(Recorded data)

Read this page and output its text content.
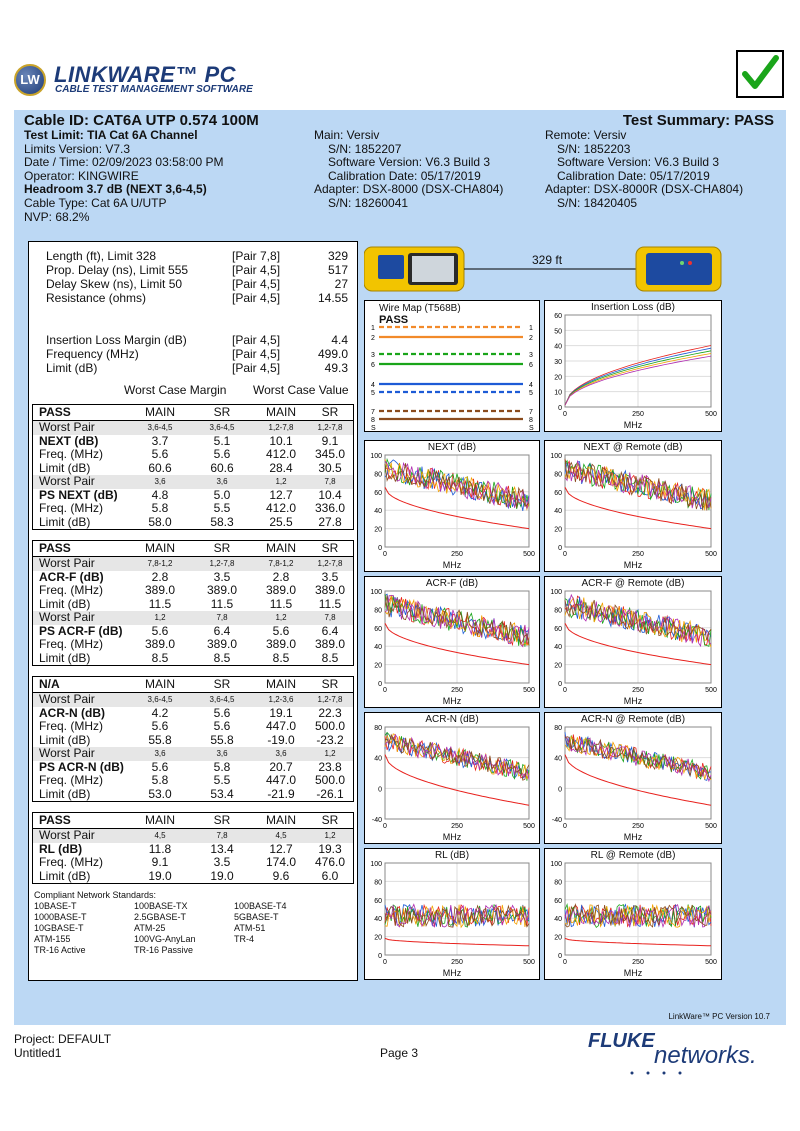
LW LINKWARE™ PC
CABLE TEST MANAGEMENT SOFTWARE
Cable ID: CAT6A UTP 0.574 100M	Test Summary: PASS
Test Limit: TIA Cat 6A Channel
Limits Version: V7.3
Date / Time: 02/09/2023 03:58:00 PM
Operator: KINGWIRE
Headroom 3.7 dB (NEXT 3,6-4,5)
Cable Type: Cat 6A U/UTP
NVP: 68.2%
Main: Versiv
S/N: 1852207
Software Version: V6.3 Build 3
Calibration Date: 05/17/2019
Adapter: DSX-8000 (DSX-CHA804)
S/N: 18260041
Remote: Versiv
S/N: 1852203
Software Version: V6.3 Build 3
Calibration Date: 05/17/2019
Adapter: DSX-8000R (DSX-CHA804)
S/N: 18420405
Length (ft), Limit 328	[Pair 7,8]	329
Prop. Delay (ns), Limit 555	[Pair 4,5]	517
Delay Skew (ns), Limit 50	[Pair 4,5]	27
Resistance (ohms)	[Pair 4,5]	14.55
Insertion Loss Margin (dB)	[Pair 4,5]	4.4
Frequency (MHz)	[Pair 4,5]	499.0
Limit (dB)	[Pair 4,5]	49.3
Worst Case Margin Worst Case Value
PASS	MAIN	SR	MAIN	SR
Worst Pair	3,6-4,5	3,6-4,5	1,2-7,8	1,2-7,8
NEXT (dB)	3.7	5.1	10.1	9.1
Freq. (MHz)	5.6	5.6	412.0	345.0
Limit (dB)	60.6	60.6	28.4	30.5
Worst Pair	3,6	3,6	1,2	7,8
PS NEXT (dB)	4.8	5.0	12.7	10.4
Freq. (MHz)	5.8	5.5	412.0	336.0
Limit (dB)	58.0	58.3	25.5	27.8
PASS	MAIN	SR	MAIN	SR
Worst Pair	7,8-1,2	1,2-7,8	7,8-1,2	1,2-7,8
ACR-F (dB)	2.8	3.5	2.8	3.5
Freq. (MHz)	389.0	389.0	389.0	389.0
Limit (dB)	11.5	11.5	11.5	11.5
Worst Pair	1,2	7,8	1,2	7,8
PS ACR-F (dB)	5.6	6.4	5.6	6.4
Freq. (MHz)	389.0	389.0	389.0	389.0
Limit (dB)	8.5	8.5	8.5	8.5
N/A	MAIN	SR	MAIN	SR
Worst Pair	3,6-4,5	3,6-4,5	1,2-3,6	1,2-7,8
ACR-N (dB)	4.2	5.6	19.1	22.3
Freq. (MHz)	5.6	5.6	447.0	500.0
Limit (dB)	55.8	55.8	-19.0	-23.2
Worst Pair	3,6	3,6	3,6	1,2
PS ACR-N (dB)	5.6	5.8	20.7	23.8
Freq. (MHz)	5.8	5.5	447.0	500.0
Limit (dB)	53.0	53.4	-21.9	-26.1
PASS	MAIN	SR	MAIN	SR
Worst Pair	4,5	7,8	4,5	1,2
RL (dB)	11.8	13.4	12.7	19.3
Freq. (MHz)	9.1	3.5	174.0	476.0
Limit (dB)	19.0	19.0	9.6	6.0
Compliant Network Standards:
10BASE-T	100BASE-TX	100BASE-T4
1000BASE-T	2.5GBASE-T	5GBASE-T
10GBASE-T	ATM-25	ATM-51
ATM-155	100VG-AnyLan	TR-4
TR-16 Active	TR-16 Passive
329 ft
Wire Map (T568B)
PASS
1	1
2	2
3	3
6	6
4	4
5	5
7	7
8	8
S	S
Insertion Loss (dB)
60
50
40
30
20
10
0
0	250	500
MHz
NEXT (dB)
100
80
60
40
20
0
0	250	500
MHz
NEXT @ Remote (dB)
100
80
60
40
20
0
0	250	500
MHz
ACR-F (dB)
100
80
60
40
20
0
0	250	500
MHz
ACR-F @ Remote (dB)
100
80
60
40
20
0
0	250	500
MHz
ACR-N (dB)
80
40
0
-40
0	250	500
MHz
ACR-N @ Remote (dB)
80
40
0
-40
0	250	500
MHz
RL (dB)
100
80
60
40
20
0
0	250	500
MHz
RL @ Remote (dB)
100
80
60
40
20
0
0	250	500
MHz
LinkWare™ PC Version 10.7
Project: DEFAULT
Untitled1	Page 3
FLUKE
networks.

* Task prompt: Count the lines that hold the string "Margin" and state that number alone.

* Result for this exercise: 2